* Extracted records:
···
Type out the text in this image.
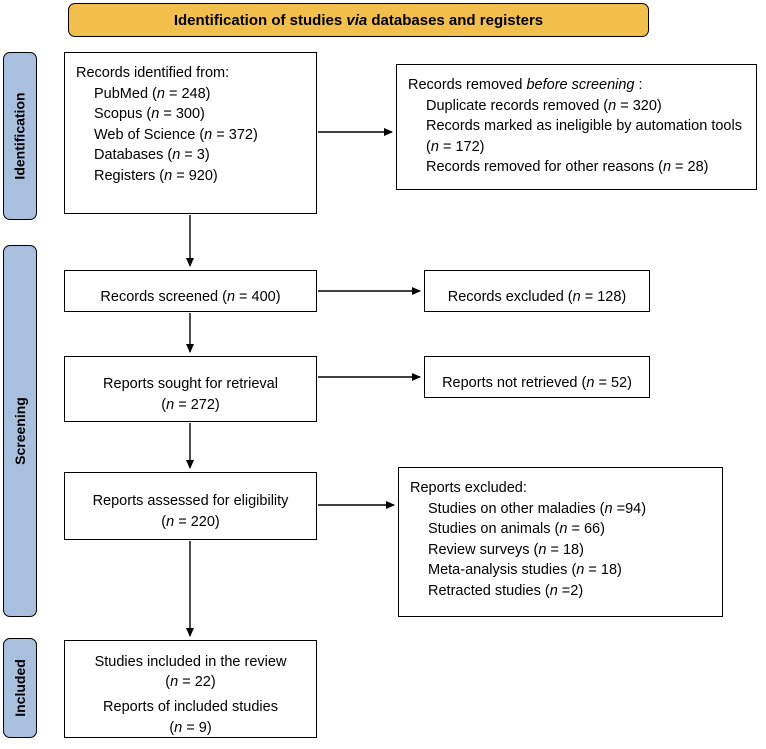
Identification of studies via databases and registers
Identification
Screening
Included
Records identified from:
PubMed (n = 248)
Scopus (n = 300)
Web of Science (n = 372)
Databases (n = 3)
Registers (n = 920)
Records removed before screening :
Duplicate records removed (n = 320)
Records marked as ineligible by automation tools (n = 172)
Records removed for other reasons (n = 28)
Records screened (n = 400)	Records excluded (n = 128)
Reports sought for retrieval
(n = 272)
Reports not retrieved (n = 52)
Reports assessed for eligibility
(n = 220)
Reports excluded:
Studies on other maladies (n =94)
Studies on animals (n = 66)
Review surveys (n = 18)
Meta-analysis studies (n = 18)
Retracted studies (n =2)
Studies included in the review
(n = 22)
Reports of included studies
(n = 9)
···
* WHAT THE EXERCISE ASKS: All of the material above needs to be restated exactly, with no pictures.

* IN RESPONSE:
Type out the text in this image.
Identification of studies via databases and registers
Identification
Screening
Included
Records identified from:
PubMed (n = 248)
Scopus (n = 300)
Web of Science (n = 372)
Databases (n = 3)
Registers (n = 920)
Records removed before screening :
Duplicate records removed (n = 320)
Records marked as ineligible by automation tools (n = 172)
Records removed for other reasons (n = 28)
Records screened (n = 400)	Records excluded (n = 128)
Reports sought for retrieval
(n = 272)
Reports not retrieved (n = 52)
Reports assessed for eligibility
(n = 220)
Reports excluded:
Studies on other maladies (n =94)
Studies on animals (n = 66)
Review surveys (n = 18)
Meta-analysis studies (n = 18)
Retracted studies (n =2)
Studies included in the review
(n = 22)
Reports of included studies
(n = 9)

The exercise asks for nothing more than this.